Professora, pesquisadora e mestre em literatura e cultura russa pela Universidade de São Paulo

Tchevengur

  • Preço R$ 102 (584 págs.)
  • Autor Andrei Platônov
  • Editora Ars et Vita
  • Tradução Maria Vragova e Graziela Schneider

A literatura russa do século 20 passou muito tempo ofuscada pelos gigantes que vieram antes, em especial Tolstói e Dostoiévski –dupla que é, ainda hoje, sinônimo de Rússia no mundo das letras de forma geral. Foram poucos os textos que furaram a bolha e se tornaram conhecidos fora do país, bastante embalados pela propaganda antissoviética que dominou quase todo o século passado.

Talvez "Doutor Jivago", de Boris Pasternak, seja o grande romance soviético no Ocidente, graças também à devolução do prêmio a que o autor se submeteu para evitar represálias em seu país, além da adaptação para as telas de David Lean. Ainda é preciso citar a distopia premonitória "Nós", de Ievguêni Zamiátin, e o satírico e hoje cool "O Mestre e Margarida", de Mikhail Bulgákov —ambos com mais de uma tradução direta do russo no mercado nacional.

[Registros de um conjunto de dados]
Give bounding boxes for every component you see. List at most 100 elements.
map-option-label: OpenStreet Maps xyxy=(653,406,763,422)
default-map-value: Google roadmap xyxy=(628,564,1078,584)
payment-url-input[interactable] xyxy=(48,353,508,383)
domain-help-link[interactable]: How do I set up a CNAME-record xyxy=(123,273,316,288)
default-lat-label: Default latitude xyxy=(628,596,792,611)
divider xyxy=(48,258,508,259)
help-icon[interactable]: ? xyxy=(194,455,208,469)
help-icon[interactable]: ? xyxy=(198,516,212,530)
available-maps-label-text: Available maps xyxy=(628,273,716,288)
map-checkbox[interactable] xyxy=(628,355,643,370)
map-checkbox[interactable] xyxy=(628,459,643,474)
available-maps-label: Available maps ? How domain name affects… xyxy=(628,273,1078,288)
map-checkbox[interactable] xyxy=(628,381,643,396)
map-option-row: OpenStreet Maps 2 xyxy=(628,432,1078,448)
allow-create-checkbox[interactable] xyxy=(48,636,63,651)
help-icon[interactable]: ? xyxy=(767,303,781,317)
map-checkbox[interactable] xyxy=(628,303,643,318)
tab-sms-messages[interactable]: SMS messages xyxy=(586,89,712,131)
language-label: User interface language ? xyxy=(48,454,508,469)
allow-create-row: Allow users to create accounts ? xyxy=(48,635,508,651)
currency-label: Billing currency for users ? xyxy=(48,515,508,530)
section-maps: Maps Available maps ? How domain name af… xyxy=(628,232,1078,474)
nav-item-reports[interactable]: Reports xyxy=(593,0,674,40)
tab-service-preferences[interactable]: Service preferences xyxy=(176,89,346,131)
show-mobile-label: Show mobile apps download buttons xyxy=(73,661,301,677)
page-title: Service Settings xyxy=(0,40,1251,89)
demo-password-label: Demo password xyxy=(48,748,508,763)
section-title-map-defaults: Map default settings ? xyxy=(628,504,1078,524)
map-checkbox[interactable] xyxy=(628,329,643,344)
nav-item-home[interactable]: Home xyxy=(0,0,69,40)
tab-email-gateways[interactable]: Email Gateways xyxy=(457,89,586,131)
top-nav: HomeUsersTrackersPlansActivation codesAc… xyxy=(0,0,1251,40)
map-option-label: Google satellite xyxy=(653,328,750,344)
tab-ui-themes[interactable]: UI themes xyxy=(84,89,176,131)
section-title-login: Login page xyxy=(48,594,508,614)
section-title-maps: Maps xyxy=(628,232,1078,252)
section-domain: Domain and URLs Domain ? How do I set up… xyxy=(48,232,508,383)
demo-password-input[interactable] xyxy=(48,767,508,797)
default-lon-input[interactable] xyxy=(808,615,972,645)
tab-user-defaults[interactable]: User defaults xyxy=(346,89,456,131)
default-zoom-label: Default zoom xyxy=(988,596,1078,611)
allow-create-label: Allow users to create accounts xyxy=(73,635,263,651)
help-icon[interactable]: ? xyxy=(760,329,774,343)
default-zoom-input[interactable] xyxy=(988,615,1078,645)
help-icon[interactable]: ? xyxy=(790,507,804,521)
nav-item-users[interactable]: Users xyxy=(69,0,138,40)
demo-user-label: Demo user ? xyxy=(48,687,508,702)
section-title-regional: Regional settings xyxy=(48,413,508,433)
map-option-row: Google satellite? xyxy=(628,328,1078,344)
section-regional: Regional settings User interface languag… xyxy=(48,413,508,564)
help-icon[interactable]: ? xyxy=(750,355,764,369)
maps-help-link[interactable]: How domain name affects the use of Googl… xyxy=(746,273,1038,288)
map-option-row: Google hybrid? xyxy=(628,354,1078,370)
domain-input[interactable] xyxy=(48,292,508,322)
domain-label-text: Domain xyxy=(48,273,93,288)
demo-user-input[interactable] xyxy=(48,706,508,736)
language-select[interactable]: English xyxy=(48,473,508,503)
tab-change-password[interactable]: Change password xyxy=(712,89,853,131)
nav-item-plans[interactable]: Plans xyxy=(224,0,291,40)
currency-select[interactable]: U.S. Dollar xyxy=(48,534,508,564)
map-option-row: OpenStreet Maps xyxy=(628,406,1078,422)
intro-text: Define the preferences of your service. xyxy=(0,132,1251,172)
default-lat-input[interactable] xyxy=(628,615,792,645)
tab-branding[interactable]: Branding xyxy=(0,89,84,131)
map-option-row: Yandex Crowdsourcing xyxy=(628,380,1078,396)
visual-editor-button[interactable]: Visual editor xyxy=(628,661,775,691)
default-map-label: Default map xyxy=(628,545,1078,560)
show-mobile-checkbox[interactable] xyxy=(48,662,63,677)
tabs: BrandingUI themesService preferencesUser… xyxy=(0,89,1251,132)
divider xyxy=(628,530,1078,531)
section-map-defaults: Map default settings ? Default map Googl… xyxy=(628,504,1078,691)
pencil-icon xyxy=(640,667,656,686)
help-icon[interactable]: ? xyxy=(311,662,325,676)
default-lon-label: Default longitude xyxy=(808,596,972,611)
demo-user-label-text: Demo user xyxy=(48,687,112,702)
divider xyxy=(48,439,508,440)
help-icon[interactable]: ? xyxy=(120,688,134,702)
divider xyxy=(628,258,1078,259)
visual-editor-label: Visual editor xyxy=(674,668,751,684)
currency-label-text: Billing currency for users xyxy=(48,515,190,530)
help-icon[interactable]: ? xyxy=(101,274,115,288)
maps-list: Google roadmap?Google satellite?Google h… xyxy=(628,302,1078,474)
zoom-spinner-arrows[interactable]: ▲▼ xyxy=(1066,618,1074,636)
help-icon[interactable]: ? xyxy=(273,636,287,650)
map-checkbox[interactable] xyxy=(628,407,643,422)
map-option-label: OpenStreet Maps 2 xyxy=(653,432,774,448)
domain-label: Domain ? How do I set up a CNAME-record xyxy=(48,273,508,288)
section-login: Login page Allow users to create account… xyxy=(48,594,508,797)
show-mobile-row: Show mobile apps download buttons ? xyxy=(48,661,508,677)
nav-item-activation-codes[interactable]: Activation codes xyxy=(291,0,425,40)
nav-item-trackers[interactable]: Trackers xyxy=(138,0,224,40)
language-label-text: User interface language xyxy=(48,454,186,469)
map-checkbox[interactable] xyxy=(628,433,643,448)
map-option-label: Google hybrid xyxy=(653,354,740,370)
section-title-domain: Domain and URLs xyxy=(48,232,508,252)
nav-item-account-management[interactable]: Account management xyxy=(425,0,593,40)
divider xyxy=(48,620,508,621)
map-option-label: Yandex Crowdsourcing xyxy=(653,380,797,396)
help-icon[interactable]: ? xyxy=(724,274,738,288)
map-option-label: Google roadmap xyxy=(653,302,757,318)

Detalhes do exercício =>
Copie do texto sobre Tchevengur o trecho que começa em "A literatura russa" e segue até "o século passado.", inclusive.

Resultado da tarefa =>
A literatura russa do século 20 passou muito tempo ofuscada pelos gigantes que vieram antes, em especial Tolstói e Dostoiévski –dupla que é, ainda hoje, sinônimo de Rússia no mundo das letras de forma geral. Foram poucos os textos que furaram a bolha e se tornaram conhecidos fora do país, bastante embalados pela propaganda antissoviética que dominou quase todo o século passado.